> **DIRECTIONS**:
Give all of the lines again exactly as they read.

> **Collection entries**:
* Start *

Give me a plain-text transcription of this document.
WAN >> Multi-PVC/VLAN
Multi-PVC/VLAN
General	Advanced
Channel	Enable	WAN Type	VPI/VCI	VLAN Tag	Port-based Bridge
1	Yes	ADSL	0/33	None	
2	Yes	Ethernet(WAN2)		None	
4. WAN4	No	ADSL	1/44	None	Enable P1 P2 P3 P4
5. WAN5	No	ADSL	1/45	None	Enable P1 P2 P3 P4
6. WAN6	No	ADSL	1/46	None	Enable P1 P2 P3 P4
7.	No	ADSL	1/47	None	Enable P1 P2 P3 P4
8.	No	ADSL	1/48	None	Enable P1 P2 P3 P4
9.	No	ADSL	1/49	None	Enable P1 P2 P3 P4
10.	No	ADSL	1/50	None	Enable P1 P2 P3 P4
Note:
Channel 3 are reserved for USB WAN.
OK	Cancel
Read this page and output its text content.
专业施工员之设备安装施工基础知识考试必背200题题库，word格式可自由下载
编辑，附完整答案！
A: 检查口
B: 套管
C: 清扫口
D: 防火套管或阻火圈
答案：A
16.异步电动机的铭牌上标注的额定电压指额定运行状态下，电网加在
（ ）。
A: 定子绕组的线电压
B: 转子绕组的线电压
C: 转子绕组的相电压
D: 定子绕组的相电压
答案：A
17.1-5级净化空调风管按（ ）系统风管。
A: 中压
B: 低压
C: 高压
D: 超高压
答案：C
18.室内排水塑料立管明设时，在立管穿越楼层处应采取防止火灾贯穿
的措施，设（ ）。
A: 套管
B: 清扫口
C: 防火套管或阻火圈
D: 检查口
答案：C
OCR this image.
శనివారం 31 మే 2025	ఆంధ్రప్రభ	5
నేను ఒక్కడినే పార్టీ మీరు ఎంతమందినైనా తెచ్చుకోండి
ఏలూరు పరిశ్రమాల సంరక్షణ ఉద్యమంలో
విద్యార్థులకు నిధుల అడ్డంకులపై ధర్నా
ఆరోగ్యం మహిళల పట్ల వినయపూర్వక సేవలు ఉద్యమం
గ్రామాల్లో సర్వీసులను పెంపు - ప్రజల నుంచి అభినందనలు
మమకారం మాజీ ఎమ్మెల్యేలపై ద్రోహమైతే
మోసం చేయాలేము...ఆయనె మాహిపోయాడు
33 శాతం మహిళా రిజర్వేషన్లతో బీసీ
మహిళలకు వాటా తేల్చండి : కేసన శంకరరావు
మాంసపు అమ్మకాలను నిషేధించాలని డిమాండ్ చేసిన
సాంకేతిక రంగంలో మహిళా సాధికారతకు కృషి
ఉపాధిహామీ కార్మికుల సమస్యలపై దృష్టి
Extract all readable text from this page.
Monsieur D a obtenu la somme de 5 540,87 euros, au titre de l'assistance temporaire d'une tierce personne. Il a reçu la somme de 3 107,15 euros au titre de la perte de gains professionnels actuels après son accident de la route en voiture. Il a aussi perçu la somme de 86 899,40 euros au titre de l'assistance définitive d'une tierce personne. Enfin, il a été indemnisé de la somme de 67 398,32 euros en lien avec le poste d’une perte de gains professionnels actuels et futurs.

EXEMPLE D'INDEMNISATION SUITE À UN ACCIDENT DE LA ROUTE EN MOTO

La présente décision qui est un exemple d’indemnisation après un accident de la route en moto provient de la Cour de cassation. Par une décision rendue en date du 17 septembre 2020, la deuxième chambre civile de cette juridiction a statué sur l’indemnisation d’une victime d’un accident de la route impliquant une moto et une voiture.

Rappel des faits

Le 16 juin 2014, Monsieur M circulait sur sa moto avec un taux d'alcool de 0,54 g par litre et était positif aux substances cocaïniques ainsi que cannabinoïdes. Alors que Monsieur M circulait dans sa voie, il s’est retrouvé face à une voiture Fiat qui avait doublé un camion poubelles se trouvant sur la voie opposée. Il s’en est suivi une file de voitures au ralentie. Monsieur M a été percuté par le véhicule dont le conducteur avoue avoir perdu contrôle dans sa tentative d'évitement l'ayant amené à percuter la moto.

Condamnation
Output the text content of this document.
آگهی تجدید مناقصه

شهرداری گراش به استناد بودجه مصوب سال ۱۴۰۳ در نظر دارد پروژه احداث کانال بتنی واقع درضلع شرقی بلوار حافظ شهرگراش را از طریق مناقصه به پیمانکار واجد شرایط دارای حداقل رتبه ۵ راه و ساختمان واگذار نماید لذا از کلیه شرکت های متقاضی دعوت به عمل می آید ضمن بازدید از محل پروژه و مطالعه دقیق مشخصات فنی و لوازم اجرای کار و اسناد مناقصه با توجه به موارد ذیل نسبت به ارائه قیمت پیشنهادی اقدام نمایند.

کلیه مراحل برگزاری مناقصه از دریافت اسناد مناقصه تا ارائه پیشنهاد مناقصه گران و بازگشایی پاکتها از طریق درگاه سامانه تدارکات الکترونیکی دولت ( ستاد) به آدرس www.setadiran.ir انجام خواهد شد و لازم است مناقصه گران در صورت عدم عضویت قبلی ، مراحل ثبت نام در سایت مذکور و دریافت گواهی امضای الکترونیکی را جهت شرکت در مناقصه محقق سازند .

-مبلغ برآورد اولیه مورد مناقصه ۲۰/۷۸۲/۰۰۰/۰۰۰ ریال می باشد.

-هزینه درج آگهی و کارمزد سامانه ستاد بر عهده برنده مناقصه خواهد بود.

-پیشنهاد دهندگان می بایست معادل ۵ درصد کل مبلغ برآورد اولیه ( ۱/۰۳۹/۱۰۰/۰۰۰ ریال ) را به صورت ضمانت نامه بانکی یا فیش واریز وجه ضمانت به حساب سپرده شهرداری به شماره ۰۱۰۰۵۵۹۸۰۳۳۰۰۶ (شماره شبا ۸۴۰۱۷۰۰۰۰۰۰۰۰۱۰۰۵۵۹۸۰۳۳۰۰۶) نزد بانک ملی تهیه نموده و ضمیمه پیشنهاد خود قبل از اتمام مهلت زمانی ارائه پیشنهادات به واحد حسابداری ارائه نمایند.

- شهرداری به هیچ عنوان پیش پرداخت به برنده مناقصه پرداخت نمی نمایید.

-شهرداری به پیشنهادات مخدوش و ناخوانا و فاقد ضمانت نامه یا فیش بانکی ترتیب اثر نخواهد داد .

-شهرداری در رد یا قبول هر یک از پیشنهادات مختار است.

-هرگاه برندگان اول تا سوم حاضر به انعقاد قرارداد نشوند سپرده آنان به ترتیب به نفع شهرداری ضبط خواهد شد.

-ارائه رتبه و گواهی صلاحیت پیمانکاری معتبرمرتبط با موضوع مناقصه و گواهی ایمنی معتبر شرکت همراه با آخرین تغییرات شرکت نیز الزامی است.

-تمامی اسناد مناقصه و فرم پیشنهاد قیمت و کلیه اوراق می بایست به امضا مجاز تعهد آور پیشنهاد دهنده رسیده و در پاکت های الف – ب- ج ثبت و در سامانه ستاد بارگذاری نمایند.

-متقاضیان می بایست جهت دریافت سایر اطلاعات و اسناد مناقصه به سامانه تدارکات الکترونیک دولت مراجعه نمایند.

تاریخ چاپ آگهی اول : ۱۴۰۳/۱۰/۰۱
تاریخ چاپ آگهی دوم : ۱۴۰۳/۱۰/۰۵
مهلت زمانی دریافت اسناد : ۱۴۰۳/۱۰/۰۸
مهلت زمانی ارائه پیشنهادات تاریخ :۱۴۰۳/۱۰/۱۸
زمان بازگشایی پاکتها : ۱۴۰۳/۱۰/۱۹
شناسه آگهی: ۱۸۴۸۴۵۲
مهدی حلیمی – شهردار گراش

* End *

> **TASK RESPONSE**:
Give me a plain-text transcription of this document.
WAN >> Multi-PVC/VLAN
Multi-PVC/VLAN
General	Advanced
Channel	Enable	WAN Type	VPI/VCI	VLAN Tag	Port-based Bridge
1	Yes	ADSL	0/33	None	
2	Yes	Ethernet(WAN2)		None	
4. WAN4	No	ADSL	1/44	None	Enable P1 P2 P3 P4
5. WAN5	No	ADSL	1/45	None	Enable P1 P2 P3 P4
6. WAN6	No	ADSL	1/46	None	Enable P1 P2 P3 P4
7.	No	ADSL	1/47	None	Enable P1 P2 P3 P4
8.	No	ADSL	1/48	None	Enable P1 P2 P3 P4
9.	No	ADSL	1/49	None	Enable P1 P2 P3 P4
10.	No	ADSL	1/50	None	Enable P1 P2 P3 P4
Note:
Channel 3 are reserved for USB WAN.
OK	Cancel
Read this page and output its text content.
专业施工员之设备安装施工基础知识考试必背200题题库，word格式可自由下载
编辑，附完整答案！
A: 检查口
B: 套管
C: 清扫口
D: 防火套管或阻火圈
答案：A
16.异步电动机的铭牌上标注的额定电压指额定运行状态下，电网加在
（ ）。
A: 定子绕组的线电压
B: 转子绕组的线电压
C: 转子绕组的相电压
D: 定子绕组的相电压
答案：A
17.1-5级净化空调风管按（ ）系统风管。
A: 中压
B: 低压
C: 高压
D: 超高压
答案：C
18.室内排水塑料立管明设时，在立管穿越楼层处应采取防止火灾贯穿
的措施，设（ ）。
A: 套管
B: 清扫口
C: 防火套管或阻火圈
D: 检查口
答案：C
OCR this image.
శనివారం 31 మే 2025	ఆంధ్రప్రభ	5
నేను ఒక్కడినే పార్టీ మీరు ఎంతమందినైనా తెచ్చుకోండి
ఏలూరు పరిశ్రమాల సంరక్షణ ఉద్యమంలో
విద్యార్థులకు నిధుల అడ్డంకులపై ధర్నా
ఆరోగ్యం మహిళల పట్ల వినయపూర్వక సేవలు ఉద్యమం
గ్రామాల్లో సర్వీసులను పెంపు - ప్రజల నుంచి అభినందనలు
మమకారం మాజీ ఎమ్మెల్యేలపై ద్రోహమైతే
మోసం చేయాలేము...ఆయనె మాహిపోయాడు
33 శాతం మహిళా రిజర్వేషన్లతో బీసీ
మహిళలకు వాటా తేల్చండి : కేసన శంకరరావు
మాంసపు అమ్మకాలను నిషేధించాలని డిమాండ్ చేసిన
సాంకేతిక రంగంలో మహిళా సాధికారతకు కృషి
ఉపాధిహామీ కార్మికుల సమస్యలపై దృష్టి
Extract all readable text from this page.
Monsieur D a obtenu la somme de 5 540,87 euros, au titre de l'assistance temporaire d'une tierce personne. Il a reçu la somme de 3 107,15 euros au titre de la perte de gains professionnels actuels après son accident de la route en voiture. Il a aussi perçu la somme de 86 899,40 euros au titre de l'assistance définitive d'une tierce personne. Enfin, il a été indemnisé de la somme de 67 398,32 euros en lien avec le poste d’une perte de gains professionnels actuels et futurs.

EXEMPLE D'INDEMNISATION SUITE À UN ACCIDENT DE LA ROUTE EN MOTO

La présente décision qui est un exemple d’indemnisation après un accident de la route en moto provient de la Cour de cassation. Par une décision rendue en date du 17 septembre 2020, la deuxième chambre civile de cette juridiction a statué sur l’indemnisation d’une victime d’un accident de la route impliquant une moto et une voiture.

Rappel des faits

Le 16 juin 2014, Monsieur M circulait sur sa moto avec un taux d'alcool de 0,54 g par litre et était positif aux substances cocaïniques ainsi que cannabinoïdes. Alors que Monsieur M circulait dans sa voie, il s’est retrouvé face à une voiture Fiat qui avait doublé un camion poubelles se trouvant sur la voie opposée. Il s’en est suivi une file de voitures au ralentie. Monsieur M a été percuté par le véhicule dont le conducteur avoue avoir perdu contrôle dans sa tentative d'évitement l'ayant amené à percuter la moto.

Condamnation
Output the text content of this document.
آگهی تجدید مناقصه

شهرداری گراش به استناد بودجه مصوب سال ۱۴۰۳ در نظر دارد پروژه احداث کانال بتنی واقع درضلع شرقی بلوار حافظ شهرگراش را از طریق مناقصه به پیمانکار واجد شرایط دارای حداقل رتبه ۵ راه و ساختمان واگذار نماید لذا از کلیه شرکت های متقاضی دعوت به عمل می آید ضمن بازدید از محل پروژه و مطالعه دقیق مشخصات فنی و لوازم اجرای کار و اسناد مناقصه با توجه به موارد ذیل نسبت به ارائه قیمت پیشنهادی اقدام نمایند.

کلیه مراحل برگزاری مناقصه از دریافت اسناد مناقصه تا ارائه پیشنهاد مناقصه گران و بازگشایی پاکتها از طریق درگاه سامانه تدارکات الکترونیکی دولت ( ستاد) به آدرس www.setadiran.ir انجام خواهد شد و لازم است مناقصه گران در صورت عدم عضویت قبلی ، مراحل ثبت نام در سایت مذکور و دریافت گواهی امضای الکترونیکی را جهت شرکت در مناقصه محقق سازند .

-مبلغ برآورد اولیه مورد مناقصه ۲۰/۷۸۲/۰۰۰/۰۰۰ ریال می باشد.

-هزینه درج آگهی و کارمزد سامانه ستاد بر عهده برنده مناقصه خواهد بود.

-پیشنهاد دهندگان می بایست معادل ۵ درصد کل مبلغ برآورد اولیه ( ۱/۰۳۹/۱۰۰/۰۰۰ ریال ) را به صورت ضمانت نامه بانکی یا فیش واریز وجه ضمانت به حساب سپرده شهرداری به شماره ۰۱۰۰۵۵۹۸۰۳۳۰۰۶ (شماره شبا ۸۴۰۱۷۰۰۰۰۰۰۰۰۱۰۰۵۵۹۸۰۳۳۰۰۶) نزد بانک ملی تهیه نموده و ضمیمه پیشنهاد خود قبل از اتمام مهلت زمانی ارائه پیشنهادات به واحد حسابداری ارائه نمایند.

- شهرداری به هیچ عنوان پیش پرداخت به برنده مناقصه پرداخت نمی نمایید.

-شهرداری به پیشنهادات مخدوش و ناخوانا و فاقد ضمانت نامه یا فیش بانکی ترتیب اثر نخواهد داد .

-شهرداری در رد یا قبول هر یک از پیشنهادات مختار است.

-هرگاه برندگان اول تا سوم حاضر به انعقاد قرارداد نشوند سپرده آنان به ترتیب به نفع شهرداری ضبط خواهد شد.

-ارائه رتبه و گواهی صلاحیت پیمانکاری معتبرمرتبط با موضوع مناقصه و گواهی ایمنی معتبر شرکت همراه با آخرین تغییرات شرکت نیز الزامی است.

-تمامی اسناد مناقصه و فرم پیشنهاد قیمت و کلیه اوراق می بایست به امضا مجاز تعهد آور پیشنهاد دهنده رسیده و در پاکت های الف – ب- ج ثبت و در سامانه ستاد بارگذاری نمایند.

-متقاضیان می بایست جهت دریافت سایر اطلاعات و اسناد مناقصه به سامانه تدارکات الکترونیک دولت مراجعه نمایند.

تاریخ چاپ آگهی اول : ۱۴۰۳/۱۰/۰۱
تاریخ چاپ آگهی دوم : ۱۴۰۳/۱۰/۰۵
مهلت زمانی دریافت اسناد : ۱۴۰۳/۱۰/۰۸
مهلت زمانی ارائه پیشنهادات تاریخ :۱۴۰۳/۱۰/۱۸
زمان بازگشایی پاکتها : ۱۴۰۳/۱۰/۱۹
شناسه آگهی: ۱۸۴۸۴۵۲
مهدی حلیمی – شهردار گراش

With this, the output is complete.